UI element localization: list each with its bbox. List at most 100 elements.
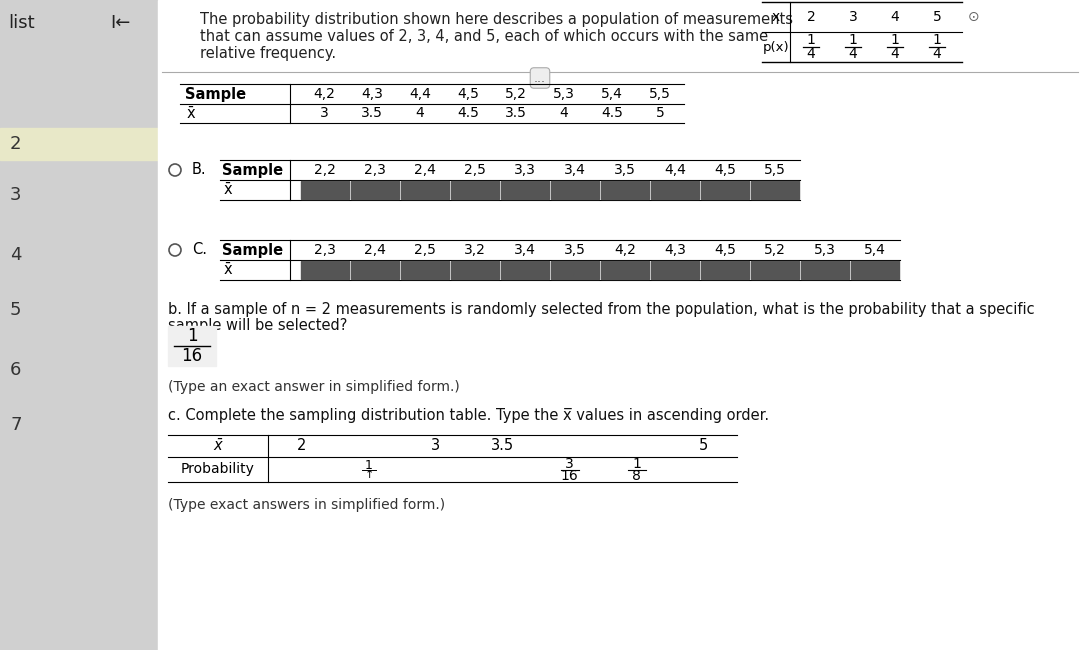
Text: 3.5: 3.5 xyxy=(491,439,514,454)
Text: 5,5: 5,5 xyxy=(764,163,786,177)
Text: 3: 3 xyxy=(848,10,857,24)
Text: 2,5: 2,5 xyxy=(414,243,436,257)
Text: B.: B. xyxy=(192,162,207,177)
Text: 5,4: 5,4 xyxy=(865,243,886,257)
Text: b. If a sample of n = 2 measurements is randomly selected from the population, w: b. If a sample of n = 2 measurements is … xyxy=(168,302,1034,317)
Text: 4,4: 4,4 xyxy=(664,163,686,177)
Text: 6: 6 xyxy=(10,361,22,379)
Bar xyxy=(501,181,549,199)
Text: 4: 4 xyxy=(806,47,816,61)
Bar xyxy=(168,326,216,366)
Text: 5: 5 xyxy=(699,439,708,454)
Text: 4,3: 4,3 xyxy=(361,87,383,101)
Text: 2,3: 2,3 xyxy=(364,163,386,177)
Bar xyxy=(751,181,799,199)
Circle shape xyxy=(169,244,181,256)
Bar xyxy=(158,0,1082,650)
Text: 2,5: 2,5 xyxy=(464,163,486,177)
Text: 5,2: 5,2 xyxy=(764,243,786,257)
Text: that can assume values of 2, 3, 4, and 5, each of which occurs with the same: that can assume values of 2, 3, 4, and 5… xyxy=(200,29,768,44)
Text: C.: C. xyxy=(192,242,207,257)
Text: 5: 5 xyxy=(10,301,22,319)
Text: 3: 3 xyxy=(319,106,328,120)
Text: 4: 4 xyxy=(933,47,941,61)
Text: 3,5: 3,5 xyxy=(564,243,586,257)
Bar xyxy=(356,437,381,455)
Text: 3: 3 xyxy=(10,186,22,204)
Text: (Type an exact answer in simplified form.): (Type an exact answer in simplified form… xyxy=(168,380,460,394)
Text: 4: 4 xyxy=(559,106,568,120)
Text: 5,5: 5,5 xyxy=(649,87,671,101)
Text: 3,4: 3,4 xyxy=(514,243,536,257)
Text: 16: 16 xyxy=(560,469,579,482)
Text: 1: 1 xyxy=(806,33,816,47)
Text: 4.5: 4.5 xyxy=(602,106,623,120)
Text: 5,2: 5,2 xyxy=(505,87,527,101)
Text: 3,5: 3,5 xyxy=(615,163,636,177)
Text: 4,2: 4,2 xyxy=(615,243,636,257)
Text: sample will be selected?: sample will be selected? xyxy=(168,318,347,333)
Text: 5,3: 5,3 xyxy=(814,243,836,257)
Bar xyxy=(301,261,349,279)
Text: 3.5: 3.5 xyxy=(505,106,527,120)
Text: 2: 2 xyxy=(806,10,816,24)
Text: x̄: x̄ xyxy=(213,439,222,454)
Bar xyxy=(551,261,599,279)
Text: The probability distribution shown here describes a population of measurements: The probability distribution shown here … xyxy=(200,12,793,27)
Text: Sample: Sample xyxy=(185,86,246,101)
Text: 2,3: 2,3 xyxy=(314,243,335,257)
Bar xyxy=(651,261,699,279)
Text: list: list xyxy=(8,14,35,32)
Bar xyxy=(557,437,581,455)
Text: 4: 4 xyxy=(10,246,22,264)
Text: x̄: x̄ xyxy=(224,263,233,278)
Bar xyxy=(551,181,599,199)
Bar xyxy=(423,460,448,478)
Text: 3,3: 3,3 xyxy=(514,163,536,177)
Text: 5: 5 xyxy=(933,10,941,24)
Bar xyxy=(601,261,649,279)
Bar xyxy=(651,181,699,199)
Text: 4: 4 xyxy=(848,47,857,61)
Text: 5: 5 xyxy=(656,106,664,120)
Bar xyxy=(801,261,849,279)
Text: 3: 3 xyxy=(565,458,573,471)
Text: 1: 1 xyxy=(848,33,857,47)
Text: 1: 1 xyxy=(365,459,372,472)
Bar xyxy=(351,261,399,279)
Text: Sample: Sample xyxy=(222,162,283,177)
Text: 3: 3 xyxy=(431,439,440,454)
Text: Probability: Probability xyxy=(181,463,255,476)
Bar xyxy=(751,261,799,279)
Bar xyxy=(0,0,158,650)
Text: 4: 4 xyxy=(890,10,899,24)
Text: 3,2: 3,2 xyxy=(464,243,486,257)
Text: 1: 1 xyxy=(933,33,941,47)
Text: ↑: ↑ xyxy=(365,469,374,480)
Bar xyxy=(490,460,515,478)
Text: x: x xyxy=(771,10,780,24)
Text: Sample: Sample xyxy=(222,242,283,257)
Text: 1: 1 xyxy=(632,458,641,471)
Bar xyxy=(691,460,715,478)
Text: 2,4: 2,4 xyxy=(414,163,436,177)
Text: 4,2: 4,2 xyxy=(313,87,335,101)
Text: 2,4: 2,4 xyxy=(364,243,386,257)
Bar xyxy=(351,181,399,199)
Bar xyxy=(701,261,749,279)
Bar xyxy=(301,181,349,199)
Text: ...: ... xyxy=(535,72,546,84)
Text: 8: 8 xyxy=(632,469,641,482)
Text: 4.5: 4.5 xyxy=(457,106,479,120)
Bar xyxy=(451,181,499,199)
Text: 1: 1 xyxy=(890,33,899,47)
Bar xyxy=(0,128,158,160)
Text: 7: 7 xyxy=(10,416,22,434)
Bar xyxy=(601,181,649,199)
Text: 2: 2 xyxy=(10,135,22,153)
Text: (Type exact answers in simplified form.): (Type exact answers in simplified form.) xyxy=(168,498,445,512)
Text: 3.5: 3.5 xyxy=(361,106,383,120)
Text: 4,5: 4,5 xyxy=(714,163,736,177)
Bar xyxy=(356,460,381,478)
Text: c. Complete the sampling distribution table. Type the x̅ values in ascending ord: c. Complete the sampling distribution ta… xyxy=(168,408,769,423)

> _WHAT THIS TASK INVOLVES_: Reproduce the whole listing above line for line, leaving out any pictures.

> _WRITTEN RESPONSE_:
UI element localization: list each with its bbox. List at most 100 elements.
Text: 3.5: 3.5 xyxy=(491,439,514,454)
Text: 5,5: 5,5 xyxy=(764,163,786,177)
Text: 3: 3 xyxy=(848,10,857,24)
Text: 2,5: 2,5 xyxy=(414,243,436,257)
Text: B.: B. xyxy=(192,162,207,177)
Text: 5,4: 5,4 xyxy=(865,243,886,257)
Text: b. If a sample of n = 2 measurements is randomly selected from the population, w: b. If a sample of n = 2 measurements is … xyxy=(168,302,1034,317)
Text: 4,4: 4,4 xyxy=(664,163,686,177)
Text: 6: 6 xyxy=(10,361,22,379)
Bar xyxy=(501,181,549,199)
Text: 4: 4 xyxy=(806,47,816,61)
Bar xyxy=(168,326,216,366)
Text: 5: 5 xyxy=(699,439,708,454)
Text: 4,3: 4,3 xyxy=(361,87,383,101)
Text: 2,3: 2,3 xyxy=(364,163,386,177)
Bar xyxy=(751,181,799,199)
Circle shape xyxy=(169,244,181,256)
Bar xyxy=(158,0,1082,650)
Text: 2,5: 2,5 xyxy=(464,163,486,177)
Text: 5,2: 5,2 xyxy=(764,243,786,257)
Text: that can assume values of 2, 3, 4, and 5, each of which occurs with the same: that can assume values of 2, 3, 4, and 5… xyxy=(200,29,768,44)
Text: C.: C. xyxy=(192,242,207,257)
Text: 5: 5 xyxy=(10,301,22,319)
Text: 3: 3 xyxy=(319,106,328,120)
Text: 4: 4 xyxy=(933,47,941,61)
Text: 3,5: 3,5 xyxy=(564,243,586,257)
Bar xyxy=(356,437,381,455)
Text: 3: 3 xyxy=(10,186,22,204)
Text: (Type an exact answer in simplified form.): (Type an exact answer in simplified form… xyxy=(168,380,460,394)
Text: 4: 4 xyxy=(559,106,568,120)
Text: 5,5: 5,5 xyxy=(649,87,671,101)
Text: 3,4: 3,4 xyxy=(514,243,536,257)
Text: 16: 16 xyxy=(560,469,579,482)
Text: 1: 1 xyxy=(806,33,816,47)
Text: 4.5: 4.5 xyxy=(602,106,623,120)
Text: 5,2: 5,2 xyxy=(505,87,527,101)
Text: 3,5: 3,5 xyxy=(615,163,636,177)
Text: 4,2: 4,2 xyxy=(615,243,636,257)
Text: sample will be selected?: sample will be selected? xyxy=(168,318,347,333)
Text: 5,3: 5,3 xyxy=(814,243,836,257)
Bar xyxy=(301,261,349,279)
Text: 3.5: 3.5 xyxy=(505,106,527,120)
Text: 2: 2 xyxy=(806,10,816,24)
Text: x̄: x̄ xyxy=(213,439,222,454)
Bar xyxy=(551,261,599,279)
Text: The probability distribution shown here describes a population of measurements: The probability distribution shown here … xyxy=(200,12,793,27)
Text: Sample: Sample xyxy=(185,86,246,101)
Text: 2,3: 2,3 xyxy=(314,243,335,257)
Bar xyxy=(651,261,699,279)
Text: list: list xyxy=(8,14,35,32)
Bar xyxy=(557,437,581,455)
Text: 4: 4 xyxy=(10,246,22,264)
Text: x̄: x̄ xyxy=(224,263,233,278)
Bar xyxy=(551,181,599,199)
Bar xyxy=(423,460,448,478)
Text: 3,3: 3,3 xyxy=(514,163,536,177)
Text: 5: 5 xyxy=(933,10,941,24)
Bar xyxy=(601,261,649,279)
Bar xyxy=(651,181,699,199)
Text: 4: 4 xyxy=(848,47,857,61)
Text: 5: 5 xyxy=(656,106,664,120)
Bar xyxy=(801,261,849,279)
Text: 3: 3 xyxy=(565,458,573,471)
Text: 1: 1 xyxy=(848,33,857,47)
Text: 1: 1 xyxy=(365,459,372,472)
Bar xyxy=(351,261,399,279)
Text: Sample: Sample xyxy=(222,162,283,177)
Text: 3: 3 xyxy=(431,439,440,454)
Text: Probability: Probability xyxy=(181,463,255,476)
Bar xyxy=(751,261,799,279)
Bar xyxy=(0,0,158,650)
Text: 4: 4 xyxy=(890,10,899,24)
Text: 3,2: 3,2 xyxy=(464,243,486,257)
Text: 1: 1 xyxy=(933,33,941,47)
Text: ↑: ↑ xyxy=(365,469,374,480)
Bar xyxy=(490,460,515,478)
Text: x: x xyxy=(771,10,780,24)
Text: Sample: Sample xyxy=(222,242,283,257)
Text: 1: 1 xyxy=(632,458,641,471)
Bar xyxy=(691,460,715,478)
Text: 2,4: 2,4 xyxy=(414,163,436,177)
Text: 4,2: 4,2 xyxy=(313,87,335,101)
Text: 2,4: 2,4 xyxy=(364,243,386,257)
Bar xyxy=(351,181,399,199)
Bar xyxy=(701,261,749,279)
Bar xyxy=(301,181,349,199)
Text: ...: ... xyxy=(535,72,546,84)
Text: 8: 8 xyxy=(632,469,641,482)
Text: 4.5: 4.5 xyxy=(457,106,479,120)
Bar xyxy=(451,181,499,199)
Text: 1: 1 xyxy=(890,33,899,47)
Bar xyxy=(0,128,158,160)
Text: 7: 7 xyxy=(10,416,22,434)
Bar xyxy=(601,181,649,199)
Text: 2: 2 xyxy=(10,135,22,153)
Text: (Type exact answers in simplified form.): (Type exact answers in simplified form.) xyxy=(168,498,445,512)
Text: 3.5: 3.5 xyxy=(361,106,383,120)
Text: 4,5: 4,5 xyxy=(714,163,736,177)
Bar xyxy=(356,460,381,478)
Text: c. Complete the sampling distribution table. Type the x̅ values in ascending ord: c. Complete the sampling distribution ta… xyxy=(168,408,769,423)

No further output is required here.